▸ What is asked
Write out all of the data without omission, exactly as shown.

++++

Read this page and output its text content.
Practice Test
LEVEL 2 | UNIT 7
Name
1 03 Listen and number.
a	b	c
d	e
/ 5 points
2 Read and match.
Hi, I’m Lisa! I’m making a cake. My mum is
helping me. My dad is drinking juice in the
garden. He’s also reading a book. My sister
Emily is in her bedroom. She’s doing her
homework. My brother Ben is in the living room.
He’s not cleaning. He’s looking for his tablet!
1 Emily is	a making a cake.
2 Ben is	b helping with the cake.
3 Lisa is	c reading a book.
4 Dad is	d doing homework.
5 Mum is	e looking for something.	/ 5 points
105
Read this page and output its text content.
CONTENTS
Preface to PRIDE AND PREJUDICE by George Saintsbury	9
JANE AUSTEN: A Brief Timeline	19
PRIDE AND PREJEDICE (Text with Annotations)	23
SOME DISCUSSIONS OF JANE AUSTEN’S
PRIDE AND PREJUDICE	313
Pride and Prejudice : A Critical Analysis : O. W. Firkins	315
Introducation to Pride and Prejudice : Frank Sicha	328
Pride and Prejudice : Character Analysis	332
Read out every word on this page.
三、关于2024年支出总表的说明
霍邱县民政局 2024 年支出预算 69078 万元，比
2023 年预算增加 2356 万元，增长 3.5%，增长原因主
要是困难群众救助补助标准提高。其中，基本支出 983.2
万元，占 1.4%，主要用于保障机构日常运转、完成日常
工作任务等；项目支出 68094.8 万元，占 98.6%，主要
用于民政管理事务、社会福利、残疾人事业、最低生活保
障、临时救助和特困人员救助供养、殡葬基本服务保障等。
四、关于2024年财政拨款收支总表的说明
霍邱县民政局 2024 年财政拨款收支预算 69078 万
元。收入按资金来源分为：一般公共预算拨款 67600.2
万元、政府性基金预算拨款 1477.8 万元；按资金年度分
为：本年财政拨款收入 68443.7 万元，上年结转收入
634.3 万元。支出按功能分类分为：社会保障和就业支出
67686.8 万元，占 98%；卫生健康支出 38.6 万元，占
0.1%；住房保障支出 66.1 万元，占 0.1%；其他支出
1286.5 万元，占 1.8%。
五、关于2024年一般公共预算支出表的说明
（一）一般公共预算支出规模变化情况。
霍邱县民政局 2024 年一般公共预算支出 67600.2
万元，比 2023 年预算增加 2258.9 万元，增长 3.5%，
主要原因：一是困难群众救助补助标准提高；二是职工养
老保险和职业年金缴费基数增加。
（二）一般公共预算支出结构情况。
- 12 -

++++

▸ Solution to this exercise
Read this page and output its text content.
Practice Test
LEVEL 2 | UNIT 7
Name
1 03 Listen and number.
a	b	c
d	e
/ 5 points
2 Read and match.
Hi, I’m Lisa! I’m making a cake. My mum is
helping me. My dad is drinking juice in the
garden. He’s also reading a book. My sister
Emily is in her bedroom. She’s doing her
homework. My brother Ben is in the living room.
He’s not cleaning. He’s looking for his tablet!
1 Emily is	a making a cake.
2 Ben is	b helping with the cake.
3 Lisa is	c reading a book.
4 Dad is	d doing homework.
5 Mum is	e looking for something.	/ 5 points
105
Read this page and output its text content.
CONTENTS
Preface to PRIDE AND PREJUDICE by George Saintsbury	9
JANE AUSTEN: A Brief Timeline	19
PRIDE AND PREJEDICE (Text with Annotations)	23
SOME DISCUSSIONS OF JANE AUSTEN’S
PRIDE AND PREJUDICE	313
Pride and Prejudice : A Critical Analysis : O. W. Firkins	315
Introducation to Pride and Prejudice : Frank Sicha	328
Pride and Prejudice : Character Analysis	332
Read out every word on this page.
三、关于2024年支出总表的说明
霍邱县民政局 2024 年支出预算 69078 万元，比
2023 年预算增加 2356 万元，增长 3.5%，增长原因主
要是困难群众救助补助标准提高。其中，基本支出 983.2
万元，占 1.4%，主要用于保障机构日常运转、完成日常
工作任务等；项目支出 68094.8 万元，占 98.6%，主要
用于民政管理事务、社会福利、残疾人事业、最低生活保
障、临时救助和特困人员救助供养、殡葬基本服务保障等。
四、关于2024年财政拨款收支总表的说明
霍邱县民政局 2024 年财政拨款收支预算 69078 万
元。收入按资金来源分为：一般公共预算拨款 67600.2
万元、政府性基金预算拨款 1477.8 万元；按资金年度分
为：本年财政拨款收入 68443.7 万元，上年结转收入
634.3 万元。支出按功能分类分为：社会保障和就业支出
67686.8 万元，占 98%；卫生健康支出 38.6 万元，占
0.1%；住房保障支出 66.1 万元，占 0.1%；其他支出
1286.5 万元，占 1.8%。
五、关于2024年一般公共预算支出表的说明
（一）一般公共预算支出规模变化情况。
霍邱县民政局 2024 年一般公共预算支出 67600.2
万元，比 2023 年预算增加 2258.9 万元，增长 3.5%，
主要原因：一是困难群众救助补助标准提高；二是职工养
老保险和职业年金缴费基数增加。
（二）一般公共预算支出结构情况。
- 12 -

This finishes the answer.